THE REQUEST »
Omit every picture and return the rest of the data unaltered.

INPUT RECORDS »
--- --- ---

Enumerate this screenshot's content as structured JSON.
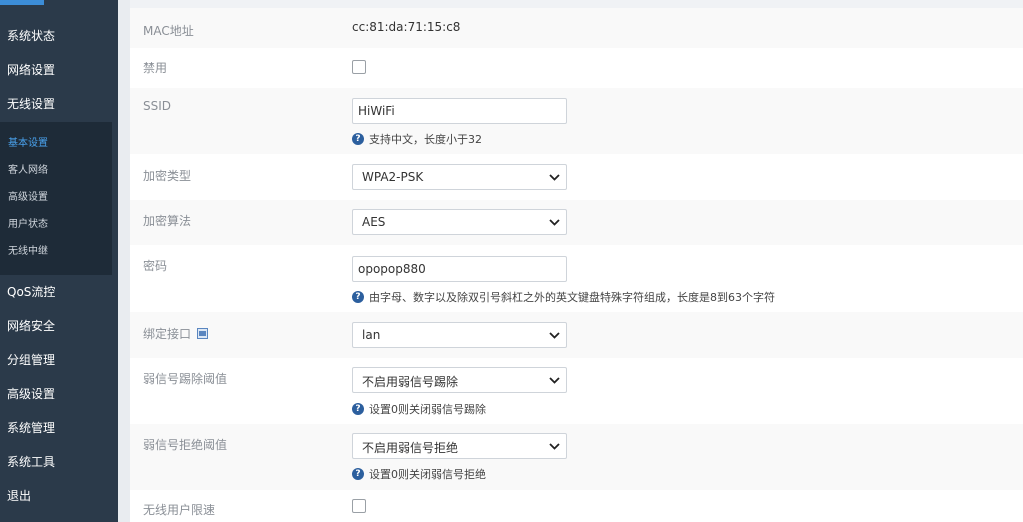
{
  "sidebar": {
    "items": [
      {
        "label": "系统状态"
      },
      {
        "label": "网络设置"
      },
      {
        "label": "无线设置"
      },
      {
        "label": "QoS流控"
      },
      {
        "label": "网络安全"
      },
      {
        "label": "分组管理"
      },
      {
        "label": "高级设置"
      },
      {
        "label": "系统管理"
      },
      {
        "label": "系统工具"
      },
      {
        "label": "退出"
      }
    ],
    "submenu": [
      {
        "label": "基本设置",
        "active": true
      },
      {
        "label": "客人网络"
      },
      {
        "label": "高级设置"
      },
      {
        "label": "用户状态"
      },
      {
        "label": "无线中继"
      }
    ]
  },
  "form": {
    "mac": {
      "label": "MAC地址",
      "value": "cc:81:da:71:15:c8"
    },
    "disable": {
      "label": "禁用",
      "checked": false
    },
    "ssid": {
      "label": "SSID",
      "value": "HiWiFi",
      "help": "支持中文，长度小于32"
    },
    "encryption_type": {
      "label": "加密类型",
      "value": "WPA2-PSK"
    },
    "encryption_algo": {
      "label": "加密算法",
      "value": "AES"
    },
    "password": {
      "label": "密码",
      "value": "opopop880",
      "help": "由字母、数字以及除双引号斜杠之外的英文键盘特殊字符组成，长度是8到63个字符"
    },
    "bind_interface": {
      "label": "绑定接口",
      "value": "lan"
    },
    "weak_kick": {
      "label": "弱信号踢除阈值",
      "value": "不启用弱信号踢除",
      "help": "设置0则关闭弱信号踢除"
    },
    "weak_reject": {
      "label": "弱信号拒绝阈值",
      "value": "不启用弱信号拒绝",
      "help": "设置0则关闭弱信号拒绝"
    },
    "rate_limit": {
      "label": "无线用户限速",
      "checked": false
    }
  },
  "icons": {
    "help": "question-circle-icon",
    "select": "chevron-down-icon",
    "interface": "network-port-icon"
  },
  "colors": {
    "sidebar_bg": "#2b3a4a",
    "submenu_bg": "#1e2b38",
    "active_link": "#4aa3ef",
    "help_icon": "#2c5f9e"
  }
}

--- --- ---

WORKED ANSWER »
Enumerate this screenshot's content as structured JSON.
{
  "sidebar": {
    "items": [
      {
        "label": "系统状态"
      },
      {
        "label": "网络设置"
      },
      {
        "label": "无线设置"
      },
      {
        "label": "QoS流控"
      },
      {
        "label": "网络安全"
      },
      {
        "label": "分组管理"
      },
      {
        "label": "高级设置"
      },
      {
        "label": "系统管理"
      },
      {
        "label": "系统工具"
      },
      {
        "label": "退出"
      }
    ],
    "submenu": [
      {
        "label": "基本设置",
        "active": true
      },
      {
        "label": "客人网络"
      },
      {
        "label": "高级设置"
      },
      {
        "label": "用户状态"
      },
      {
        "label": "无线中继"
      }
    ]
  },
  "form": {
    "mac": {
      "label": "MAC地址",
      "value": "cc:81:da:71:15:c8"
    },
    "disable": {
      "label": "禁用",
      "checked": false
    },
    "ssid": {
      "label": "SSID",
      "value": "HiWiFi",
      "help": "支持中文，长度小于32"
    },
    "encryption_type": {
      "label": "加密类型",
      "value": "WPA2-PSK"
    },
    "encryption_algo": {
      "label": "加密算法",
      "value": "AES"
    },
    "password": {
      "label": "密码",
      "value": "opopop880",
      "help": "由字母、数字以及除双引号斜杠之外的英文键盘特殊字符组成，长度是8到63个字符"
    },
    "bind_interface": {
      "label": "绑定接口",
      "value": "lan"
    },
    "weak_kick": {
      "label": "弱信号踢除阈值",
      "value": "不启用弱信号踢除",
      "help": "设置0则关闭弱信号踢除"
    },
    "weak_reject": {
      "label": "弱信号拒绝阈值",
      "value": "不启用弱信号拒绝",
      "help": "设置0则关闭弱信号拒绝"
    },
    "rate_limit": {
      "label": "无线用户限速",
      "checked": false
    }
  },
  "icons": {
    "help": "question-circle-icon",
    "select": "chevron-down-icon",
    "interface": "network-port-icon"
  },
  "colors": {
    "sidebar_bg": "#2b3a4a",
    "submenu_bg": "#1e2b38",
    "active_link": "#4aa3ef",
    "help_icon": "#2c5f9e"
  }
}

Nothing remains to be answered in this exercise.